GIVEN INSTRUCTION ▸ Change every "delete-button" in the records below to "remove-button", and leave everything else as it is.

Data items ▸
— START —
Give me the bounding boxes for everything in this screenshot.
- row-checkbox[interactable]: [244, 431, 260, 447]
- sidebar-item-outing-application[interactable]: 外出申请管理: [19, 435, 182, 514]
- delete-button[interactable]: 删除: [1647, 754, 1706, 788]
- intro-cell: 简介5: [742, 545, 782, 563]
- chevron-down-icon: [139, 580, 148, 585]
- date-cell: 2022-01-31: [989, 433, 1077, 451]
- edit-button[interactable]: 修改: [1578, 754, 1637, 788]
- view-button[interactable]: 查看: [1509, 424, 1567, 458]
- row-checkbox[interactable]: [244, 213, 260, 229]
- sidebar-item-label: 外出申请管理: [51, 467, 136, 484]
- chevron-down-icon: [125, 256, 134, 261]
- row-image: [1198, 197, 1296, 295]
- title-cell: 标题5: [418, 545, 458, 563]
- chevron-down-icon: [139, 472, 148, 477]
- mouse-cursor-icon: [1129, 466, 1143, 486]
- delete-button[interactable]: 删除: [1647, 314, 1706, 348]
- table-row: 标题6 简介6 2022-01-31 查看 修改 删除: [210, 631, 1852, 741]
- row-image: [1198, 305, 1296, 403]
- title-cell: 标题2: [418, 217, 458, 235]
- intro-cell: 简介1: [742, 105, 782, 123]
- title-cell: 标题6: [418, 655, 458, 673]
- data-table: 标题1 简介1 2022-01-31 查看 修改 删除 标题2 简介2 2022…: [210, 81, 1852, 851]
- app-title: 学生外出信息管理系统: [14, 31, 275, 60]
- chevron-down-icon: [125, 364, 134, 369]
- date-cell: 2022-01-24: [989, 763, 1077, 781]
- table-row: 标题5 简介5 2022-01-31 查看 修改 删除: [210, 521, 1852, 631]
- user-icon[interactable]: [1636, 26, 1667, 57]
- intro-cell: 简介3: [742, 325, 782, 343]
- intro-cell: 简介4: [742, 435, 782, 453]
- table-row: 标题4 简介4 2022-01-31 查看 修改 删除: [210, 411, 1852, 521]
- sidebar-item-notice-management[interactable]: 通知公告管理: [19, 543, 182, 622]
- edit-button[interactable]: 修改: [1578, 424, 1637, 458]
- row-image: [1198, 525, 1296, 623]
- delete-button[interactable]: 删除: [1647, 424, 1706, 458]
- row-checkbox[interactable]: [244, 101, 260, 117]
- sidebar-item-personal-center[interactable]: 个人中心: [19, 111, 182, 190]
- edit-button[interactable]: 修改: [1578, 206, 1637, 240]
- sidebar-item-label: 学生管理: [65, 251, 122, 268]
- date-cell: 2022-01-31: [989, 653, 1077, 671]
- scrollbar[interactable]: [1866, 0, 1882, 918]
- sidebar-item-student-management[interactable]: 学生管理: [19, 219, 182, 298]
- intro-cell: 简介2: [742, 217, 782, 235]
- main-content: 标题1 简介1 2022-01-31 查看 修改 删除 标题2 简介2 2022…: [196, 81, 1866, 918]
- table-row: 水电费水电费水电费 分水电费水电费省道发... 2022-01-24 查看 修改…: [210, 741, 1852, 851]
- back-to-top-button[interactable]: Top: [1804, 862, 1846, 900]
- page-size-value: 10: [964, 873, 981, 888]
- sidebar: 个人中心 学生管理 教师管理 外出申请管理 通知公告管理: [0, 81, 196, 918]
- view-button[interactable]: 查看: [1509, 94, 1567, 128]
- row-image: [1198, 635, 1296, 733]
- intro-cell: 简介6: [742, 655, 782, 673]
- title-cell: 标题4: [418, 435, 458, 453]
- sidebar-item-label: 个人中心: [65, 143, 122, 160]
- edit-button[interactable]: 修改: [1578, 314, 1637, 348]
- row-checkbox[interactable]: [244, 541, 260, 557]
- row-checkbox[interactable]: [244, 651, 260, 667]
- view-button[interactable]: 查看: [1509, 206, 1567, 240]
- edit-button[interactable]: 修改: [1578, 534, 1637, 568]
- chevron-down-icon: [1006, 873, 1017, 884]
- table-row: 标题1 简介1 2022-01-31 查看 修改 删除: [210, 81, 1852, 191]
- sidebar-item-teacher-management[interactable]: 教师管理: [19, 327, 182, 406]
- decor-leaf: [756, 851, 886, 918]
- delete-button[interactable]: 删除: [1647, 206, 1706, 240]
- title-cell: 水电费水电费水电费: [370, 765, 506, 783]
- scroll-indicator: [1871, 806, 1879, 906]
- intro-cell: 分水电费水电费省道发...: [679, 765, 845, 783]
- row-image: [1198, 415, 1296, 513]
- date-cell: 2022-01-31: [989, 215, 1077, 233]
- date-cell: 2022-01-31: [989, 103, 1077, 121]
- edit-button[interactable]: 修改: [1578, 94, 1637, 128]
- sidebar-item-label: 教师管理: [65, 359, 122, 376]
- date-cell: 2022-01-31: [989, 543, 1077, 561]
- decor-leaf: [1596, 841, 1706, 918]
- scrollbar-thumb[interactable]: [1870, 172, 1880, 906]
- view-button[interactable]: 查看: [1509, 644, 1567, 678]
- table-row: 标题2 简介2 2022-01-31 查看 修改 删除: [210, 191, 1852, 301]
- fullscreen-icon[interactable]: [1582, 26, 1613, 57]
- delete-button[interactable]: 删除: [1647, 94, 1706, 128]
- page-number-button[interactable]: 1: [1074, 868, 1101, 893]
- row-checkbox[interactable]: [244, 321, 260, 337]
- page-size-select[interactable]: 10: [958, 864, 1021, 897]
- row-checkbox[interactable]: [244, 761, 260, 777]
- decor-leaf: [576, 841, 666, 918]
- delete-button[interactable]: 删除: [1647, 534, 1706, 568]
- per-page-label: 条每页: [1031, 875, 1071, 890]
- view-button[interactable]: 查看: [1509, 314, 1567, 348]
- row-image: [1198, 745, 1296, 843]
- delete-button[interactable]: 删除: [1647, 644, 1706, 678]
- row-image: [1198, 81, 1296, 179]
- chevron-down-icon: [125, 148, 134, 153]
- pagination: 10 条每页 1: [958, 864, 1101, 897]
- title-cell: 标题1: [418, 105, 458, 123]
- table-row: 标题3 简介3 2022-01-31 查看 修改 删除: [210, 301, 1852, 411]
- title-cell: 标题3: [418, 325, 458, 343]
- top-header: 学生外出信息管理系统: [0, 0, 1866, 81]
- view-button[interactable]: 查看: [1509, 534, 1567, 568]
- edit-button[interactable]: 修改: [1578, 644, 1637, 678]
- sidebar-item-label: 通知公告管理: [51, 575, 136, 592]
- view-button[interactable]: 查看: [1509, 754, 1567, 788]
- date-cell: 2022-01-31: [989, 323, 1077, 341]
— END —
RESPONSE TO THE EXERCISE ▸
Give me the bounding boxes for everything in this screenshot.
- row-checkbox[interactable]: [244, 431, 260, 447]
- sidebar-item-outing-application[interactable]: 外出申请管理: [19, 435, 182, 514]
- remove-button[interactable]: 删除: [1647, 754, 1706, 788]
- intro-cell: 简介5: [742, 545, 782, 563]
- chevron-down-icon: [139, 580, 148, 585]
- date-cell: 2022-01-31: [989, 433, 1077, 451]
- edit-button[interactable]: 修改: [1578, 754, 1637, 788]
- view-button[interactable]: 查看: [1509, 424, 1567, 458]
- row-checkbox[interactable]: [244, 213, 260, 229]
- sidebar-item-label: 外出申请管理: [51, 467, 136, 484]
- chevron-down-icon: [125, 256, 134, 261]
- row-image: [1198, 197, 1296, 295]
- title-cell: 标题5: [418, 545, 458, 563]
- chevron-down-icon: [139, 472, 148, 477]
- mouse-cursor-icon: [1129, 466, 1143, 486]
- remove-button[interactable]: 删除: [1647, 314, 1706, 348]
- table-row: 标题6 简介6 2022-01-31 查看 修改 删除: [210, 631, 1852, 741]
- row-image: [1198, 305, 1296, 403]
- title-cell: 标题2: [418, 217, 458, 235]
- intro-cell: 简介1: [742, 105, 782, 123]
- title-cell: 标题6: [418, 655, 458, 673]
- data-table: 标题1 简介1 2022-01-31 查看 修改 删除 标题2 简介2 2022…: [210, 81, 1852, 851]
- app-title: 学生外出信息管理系统: [14, 31, 275, 60]
- chevron-down-icon: [125, 364, 134, 369]
- date-cell: 2022-01-24: [989, 763, 1077, 781]
- table-row: 标题5 简介5 2022-01-31 查看 修改 删除: [210, 521, 1852, 631]
- user-icon[interactable]: [1636, 26, 1667, 57]
- intro-cell: 简介3: [742, 325, 782, 343]
- intro-cell: 简介4: [742, 435, 782, 453]
- table-row: 标题4 简介4 2022-01-31 查看 修改 删除: [210, 411, 1852, 521]
- sidebar-item-notice-management[interactable]: 通知公告管理: [19, 543, 182, 622]
- edit-button[interactable]: 修改: [1578, 424, 1637, 458]
- row-image: [1198, 525, 1296, 623]
- remove-button[interactable]: 删除: [1647, 424, 1706, 458]
- row-checkbox[interactable]: [244, 101, 260, 117]
- sidebar-item-personal-center[interactable]: 个人中心: [19, 111, 182, 190]
- edit-button[interactable]: 修改: [1578, 206, 1637, 240]
- sidebar-item-label: 学生管理: [65, 251, 122, 268]
- date-cell: 2022-01-31: [989, 653, 1077, 671]
- scrollbar[interactable]: [1866, 0, 1882, 918]
- sidebar-item-student-management[interactable]: 学生管理: [19, 219, 182, 298]
- intro-cell: 简介2: [742, 217, 782, 235]
- main-content: 标题1 简介1 2022-01-31 查看 修改 删除 标题2 简介2 2022…: [196, 81, 1866, 918]
- table-row: 水电费水电费水电费 分水电费水电费省道发... 2022-01-24 查看 修改…: [210, 741, 1852, 851]
- back-to-top-button[interactable]: Top: [1804, 862, 1846, 900]
- page-size-value: 10: [964, 873, 981, 888]
- sidebar: 个人中心 学生管理 教师管理 外出申请管理 通知公告管理: [0, 81, 196, 918]
- view-button[interactable]: 查看: [1509, 94, 1567, 128]
- row-image: [1198, 635, 1296, 733]
- intro-cell: 简介6: [742, 655, 782, 673]
- title-cell: 标题4: [418, 435, 458, 453]
- sidebar-item-label: 个人中心: [65, 143, 122, 160]
- edit-button[interactable]: 修改: [1578, 314, 1637, 348]
- row-checkbox[interactable]: [244, 541, 260, 557]
- row-checkbox[interactable]: [244, 651, 260, 667]
- view-button[interactable]: 查看: [1509, 206, 1567, 240]
- edit-button[interactable]: 修改: [1578, 534, 1637, 568]
- chevron-down-icon: [1006, 873, 1017, 884]
- table-row: 标题1 简介1 2022-01-31 查看 修改 删除: [210, 81, 1852, 191]
- sidebar-item-teacher-management[interactable]: 教师管理: [19, 327, 182, 406]
- decor-leaf: [756, 851, 886, 918]
- remove-button[interactable]: 删除: [1647, 206, 1706, 240]
- title-cell: 水电费水电费水电费: [370, 765, 506, 783]
- scroll-indicator: [1871, 806, 1879, 906]
- intro-cell: 分水电费水电费省道发...: [679, 765, 845, 783]
- row-image: [1198, 415, 1296, 513]
- date-cell: 2022-01-31: [989, 215, 1077, 233]
- date-cell: 2022-01-31: [989, 103, 1077, 121]
- edit-button[interactable]: 修改: [1578, 94, 1637, 128]
- sidebar-item-label: 教师管理: [65, 359, 122, 376]
- date-cell: 2022-01-31: [989, 543, 1077, 561]
- decor-leaf: [1596, 841, 1706, 918]
- scrollbar-thumb[interactable]: [1870, 172, 1880, 906]
- view-button[interactable]: 查看: [1509, 644, 1567, 678]
- table-row: 标题2 简介2 2022-01-31 查看 修改 删除: [210, 191, 1852, 301]
- fullscreen-icon[interactable]: [1582, 26, 1613, 57]
- remove-button[interactable]: 删除: [1647, 94, 1706, 128]
- page-number-button[interactable]: 1: [1074, 868, 1101, 893]
- row-checkbox[interactable]: [244, 321, 260, 337]
- page-size-select[interactable]: 10: [958, 864, 1021, 897]
- row-checkbox[interactable]: [244, 761, 260, 777]
- decor-leaf: [576, 841, 666, 918]
- remove-button[interactable]: 删除: [1647, 534, 1706, 568]
- per-page-label: 条每页: [1031, 875, 1071, 890]
- view-button[interactable]: 查看: [1509, 314, 1567, 348]
- row-image: [1198, 745, 1296, 843]
- remove-button[interactable]: 删除: [1647, 644, 1706, 678]
- row-image: [1198, 81, 1296, 179]
- chevron-down-icon: [125, 148, 134, 153]
- pagination: 10 条每页 1: [958, 864, 1101, 897]
- title-cell: 标题1: [418, 105, 458, 123]
- table-row: 标题3 简介3 2022-01-31 查看 修改 删除: [210, 301, 1852, 411]
- title-cell: 标题3: [418, 325, 458, 343]
- top-header: 学生外出信息管理系统: [0, 0, 1866, 81]
- view-button[interactable]: 查看: [1509, 534, 1567, 568]
- edit-button[interactable]: 修改: [1578, 644, 1637, 678]
- sidebar-item-label: 通知公告管理: [51, 575, 136, 592]
- view-button[interactable]: 查看: [1509, 754, 1567, 788]
- date-cell: 2022-01-31: [989, 323, 1077, 341]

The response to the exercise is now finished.